# SUPPLIED RECORDS
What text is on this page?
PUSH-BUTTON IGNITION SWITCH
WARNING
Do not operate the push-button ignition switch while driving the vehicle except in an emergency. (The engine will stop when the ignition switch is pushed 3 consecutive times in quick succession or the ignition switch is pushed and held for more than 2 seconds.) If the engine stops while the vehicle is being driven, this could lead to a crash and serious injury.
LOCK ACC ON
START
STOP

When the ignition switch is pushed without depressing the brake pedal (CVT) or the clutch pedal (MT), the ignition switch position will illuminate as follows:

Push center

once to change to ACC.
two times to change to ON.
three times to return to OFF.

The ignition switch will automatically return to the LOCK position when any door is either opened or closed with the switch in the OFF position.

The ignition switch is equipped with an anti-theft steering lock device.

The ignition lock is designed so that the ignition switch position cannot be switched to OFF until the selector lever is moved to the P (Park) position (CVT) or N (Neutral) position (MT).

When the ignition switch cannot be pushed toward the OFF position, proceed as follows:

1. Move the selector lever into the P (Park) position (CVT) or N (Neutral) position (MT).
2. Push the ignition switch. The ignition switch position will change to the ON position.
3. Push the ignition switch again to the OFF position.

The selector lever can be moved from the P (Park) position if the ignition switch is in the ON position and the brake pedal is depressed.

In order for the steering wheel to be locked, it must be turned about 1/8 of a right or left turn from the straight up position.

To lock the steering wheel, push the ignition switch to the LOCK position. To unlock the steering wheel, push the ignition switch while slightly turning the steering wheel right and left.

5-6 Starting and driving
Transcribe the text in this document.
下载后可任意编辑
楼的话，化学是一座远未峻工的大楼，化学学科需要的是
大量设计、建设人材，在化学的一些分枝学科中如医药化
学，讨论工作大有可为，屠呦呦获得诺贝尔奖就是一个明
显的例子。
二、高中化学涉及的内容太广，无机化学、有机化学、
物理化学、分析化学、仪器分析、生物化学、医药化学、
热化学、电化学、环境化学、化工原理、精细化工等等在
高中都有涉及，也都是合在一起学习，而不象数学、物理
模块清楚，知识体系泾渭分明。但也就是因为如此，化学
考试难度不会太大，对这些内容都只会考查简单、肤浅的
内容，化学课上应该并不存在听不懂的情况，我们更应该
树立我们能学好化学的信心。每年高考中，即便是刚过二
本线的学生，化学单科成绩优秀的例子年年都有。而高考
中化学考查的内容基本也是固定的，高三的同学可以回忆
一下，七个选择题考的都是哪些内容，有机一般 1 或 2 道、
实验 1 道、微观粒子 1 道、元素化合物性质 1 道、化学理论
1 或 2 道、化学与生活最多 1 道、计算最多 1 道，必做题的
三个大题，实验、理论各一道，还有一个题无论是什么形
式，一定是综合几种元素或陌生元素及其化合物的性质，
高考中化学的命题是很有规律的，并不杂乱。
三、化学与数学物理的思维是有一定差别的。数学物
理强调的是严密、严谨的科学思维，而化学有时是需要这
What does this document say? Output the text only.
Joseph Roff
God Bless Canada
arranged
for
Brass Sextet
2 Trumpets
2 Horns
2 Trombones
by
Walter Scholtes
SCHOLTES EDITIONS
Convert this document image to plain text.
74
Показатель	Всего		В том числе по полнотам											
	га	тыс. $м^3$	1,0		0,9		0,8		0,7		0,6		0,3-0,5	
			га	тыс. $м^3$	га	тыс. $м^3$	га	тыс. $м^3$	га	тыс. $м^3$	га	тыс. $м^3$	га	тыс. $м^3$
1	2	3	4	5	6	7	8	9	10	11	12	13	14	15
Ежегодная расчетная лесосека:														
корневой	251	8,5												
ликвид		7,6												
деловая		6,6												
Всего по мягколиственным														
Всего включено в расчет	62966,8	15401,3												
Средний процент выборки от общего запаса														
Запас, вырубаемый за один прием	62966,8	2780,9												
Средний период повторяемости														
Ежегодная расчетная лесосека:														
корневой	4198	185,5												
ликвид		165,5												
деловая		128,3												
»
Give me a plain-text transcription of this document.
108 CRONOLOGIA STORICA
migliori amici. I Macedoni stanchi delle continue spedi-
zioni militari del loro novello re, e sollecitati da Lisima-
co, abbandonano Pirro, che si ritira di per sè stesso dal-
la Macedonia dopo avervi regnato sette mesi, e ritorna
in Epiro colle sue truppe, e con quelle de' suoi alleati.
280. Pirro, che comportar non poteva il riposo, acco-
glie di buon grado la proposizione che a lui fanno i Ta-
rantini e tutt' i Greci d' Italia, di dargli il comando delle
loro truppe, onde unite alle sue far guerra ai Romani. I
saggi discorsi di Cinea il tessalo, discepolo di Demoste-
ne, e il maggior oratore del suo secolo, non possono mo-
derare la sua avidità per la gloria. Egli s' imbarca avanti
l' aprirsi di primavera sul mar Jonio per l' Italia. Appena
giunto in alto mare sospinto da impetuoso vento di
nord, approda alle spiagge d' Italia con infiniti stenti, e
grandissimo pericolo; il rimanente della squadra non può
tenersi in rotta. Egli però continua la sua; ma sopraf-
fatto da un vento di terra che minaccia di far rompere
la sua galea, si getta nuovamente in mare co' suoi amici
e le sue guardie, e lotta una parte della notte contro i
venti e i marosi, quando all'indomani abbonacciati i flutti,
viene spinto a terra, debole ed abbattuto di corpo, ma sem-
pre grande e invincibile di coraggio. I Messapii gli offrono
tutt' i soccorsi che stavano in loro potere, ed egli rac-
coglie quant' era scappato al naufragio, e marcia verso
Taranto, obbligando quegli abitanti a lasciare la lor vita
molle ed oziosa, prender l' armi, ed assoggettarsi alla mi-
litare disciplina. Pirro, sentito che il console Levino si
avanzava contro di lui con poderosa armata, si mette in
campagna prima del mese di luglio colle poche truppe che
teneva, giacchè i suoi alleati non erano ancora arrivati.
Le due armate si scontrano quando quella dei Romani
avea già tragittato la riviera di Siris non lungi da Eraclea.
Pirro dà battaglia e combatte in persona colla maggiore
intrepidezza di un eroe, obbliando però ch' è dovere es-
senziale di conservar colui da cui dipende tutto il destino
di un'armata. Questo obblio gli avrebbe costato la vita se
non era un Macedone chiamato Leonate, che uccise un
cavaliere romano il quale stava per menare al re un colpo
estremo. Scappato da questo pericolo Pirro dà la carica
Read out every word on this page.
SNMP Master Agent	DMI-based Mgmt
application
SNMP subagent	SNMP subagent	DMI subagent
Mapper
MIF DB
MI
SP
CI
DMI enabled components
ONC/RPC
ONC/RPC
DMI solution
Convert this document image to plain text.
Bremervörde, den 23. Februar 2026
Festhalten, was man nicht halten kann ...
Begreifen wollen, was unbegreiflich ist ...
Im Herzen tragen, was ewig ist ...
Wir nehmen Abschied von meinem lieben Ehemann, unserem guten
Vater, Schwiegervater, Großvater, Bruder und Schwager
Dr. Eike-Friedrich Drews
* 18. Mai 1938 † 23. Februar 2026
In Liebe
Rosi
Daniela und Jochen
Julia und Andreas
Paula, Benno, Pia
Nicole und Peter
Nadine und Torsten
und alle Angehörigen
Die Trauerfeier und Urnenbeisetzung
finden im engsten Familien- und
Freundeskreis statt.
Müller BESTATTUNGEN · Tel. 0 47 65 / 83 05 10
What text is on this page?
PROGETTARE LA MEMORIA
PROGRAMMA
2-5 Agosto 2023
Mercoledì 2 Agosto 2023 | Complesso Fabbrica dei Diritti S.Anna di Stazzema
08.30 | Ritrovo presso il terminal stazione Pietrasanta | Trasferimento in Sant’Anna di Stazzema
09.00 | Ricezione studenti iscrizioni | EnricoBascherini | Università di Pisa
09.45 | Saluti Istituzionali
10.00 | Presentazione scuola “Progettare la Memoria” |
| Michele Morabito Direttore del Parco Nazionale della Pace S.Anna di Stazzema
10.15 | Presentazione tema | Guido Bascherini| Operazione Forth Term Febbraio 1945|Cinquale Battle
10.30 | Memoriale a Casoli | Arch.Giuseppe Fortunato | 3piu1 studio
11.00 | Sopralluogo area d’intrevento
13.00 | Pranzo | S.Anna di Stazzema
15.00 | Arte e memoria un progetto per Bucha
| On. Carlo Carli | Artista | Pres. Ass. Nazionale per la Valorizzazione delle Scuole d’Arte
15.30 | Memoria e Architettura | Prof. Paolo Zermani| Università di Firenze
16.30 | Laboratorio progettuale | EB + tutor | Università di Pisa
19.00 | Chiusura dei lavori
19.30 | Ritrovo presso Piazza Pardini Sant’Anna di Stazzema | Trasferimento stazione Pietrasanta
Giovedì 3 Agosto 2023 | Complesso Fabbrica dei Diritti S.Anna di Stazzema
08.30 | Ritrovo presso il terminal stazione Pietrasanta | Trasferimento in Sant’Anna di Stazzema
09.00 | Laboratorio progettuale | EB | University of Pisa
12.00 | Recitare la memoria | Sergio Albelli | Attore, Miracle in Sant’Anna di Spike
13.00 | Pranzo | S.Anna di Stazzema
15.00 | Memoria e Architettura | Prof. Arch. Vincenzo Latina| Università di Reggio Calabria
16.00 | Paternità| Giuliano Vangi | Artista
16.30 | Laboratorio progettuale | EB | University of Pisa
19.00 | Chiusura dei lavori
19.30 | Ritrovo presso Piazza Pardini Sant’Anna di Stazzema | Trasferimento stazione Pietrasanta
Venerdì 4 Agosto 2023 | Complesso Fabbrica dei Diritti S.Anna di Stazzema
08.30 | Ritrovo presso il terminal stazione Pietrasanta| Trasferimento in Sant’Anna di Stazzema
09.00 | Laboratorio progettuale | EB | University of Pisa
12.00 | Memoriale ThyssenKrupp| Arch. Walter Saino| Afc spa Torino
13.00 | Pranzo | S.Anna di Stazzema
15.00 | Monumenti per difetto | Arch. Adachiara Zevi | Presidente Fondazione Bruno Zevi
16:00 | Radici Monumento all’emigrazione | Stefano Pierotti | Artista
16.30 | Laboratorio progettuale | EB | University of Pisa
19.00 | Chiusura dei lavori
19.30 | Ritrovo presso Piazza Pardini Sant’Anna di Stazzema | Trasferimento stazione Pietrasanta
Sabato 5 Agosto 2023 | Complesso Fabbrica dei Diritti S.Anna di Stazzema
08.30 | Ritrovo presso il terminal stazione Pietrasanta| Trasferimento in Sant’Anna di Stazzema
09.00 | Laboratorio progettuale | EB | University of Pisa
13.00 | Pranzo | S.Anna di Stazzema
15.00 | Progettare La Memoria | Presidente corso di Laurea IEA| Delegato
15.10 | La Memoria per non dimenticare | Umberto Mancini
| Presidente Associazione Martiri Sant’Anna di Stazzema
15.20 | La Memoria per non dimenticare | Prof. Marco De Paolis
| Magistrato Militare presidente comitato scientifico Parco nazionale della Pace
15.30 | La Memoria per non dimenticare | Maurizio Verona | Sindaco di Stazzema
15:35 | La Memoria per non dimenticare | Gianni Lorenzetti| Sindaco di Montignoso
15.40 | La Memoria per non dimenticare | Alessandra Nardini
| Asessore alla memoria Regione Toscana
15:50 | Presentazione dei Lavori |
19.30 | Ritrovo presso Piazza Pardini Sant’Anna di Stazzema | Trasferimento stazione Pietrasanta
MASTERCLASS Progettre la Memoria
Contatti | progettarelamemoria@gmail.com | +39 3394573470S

# GIVEN PROBLEM
Filter for "moved". Return all lines that hold it.

# SOLUTION FOR THIS EXERCISE
The ignition lock is designed so that the ignition switch position cannot be switched to OFF until the selector lever is moved to the P (Park) position (CVT) or N (Neutral) position (MT).
The selector lever can be moved from the P (Park) position if the ignition switch is in the ON position and the brake pedal is depressed.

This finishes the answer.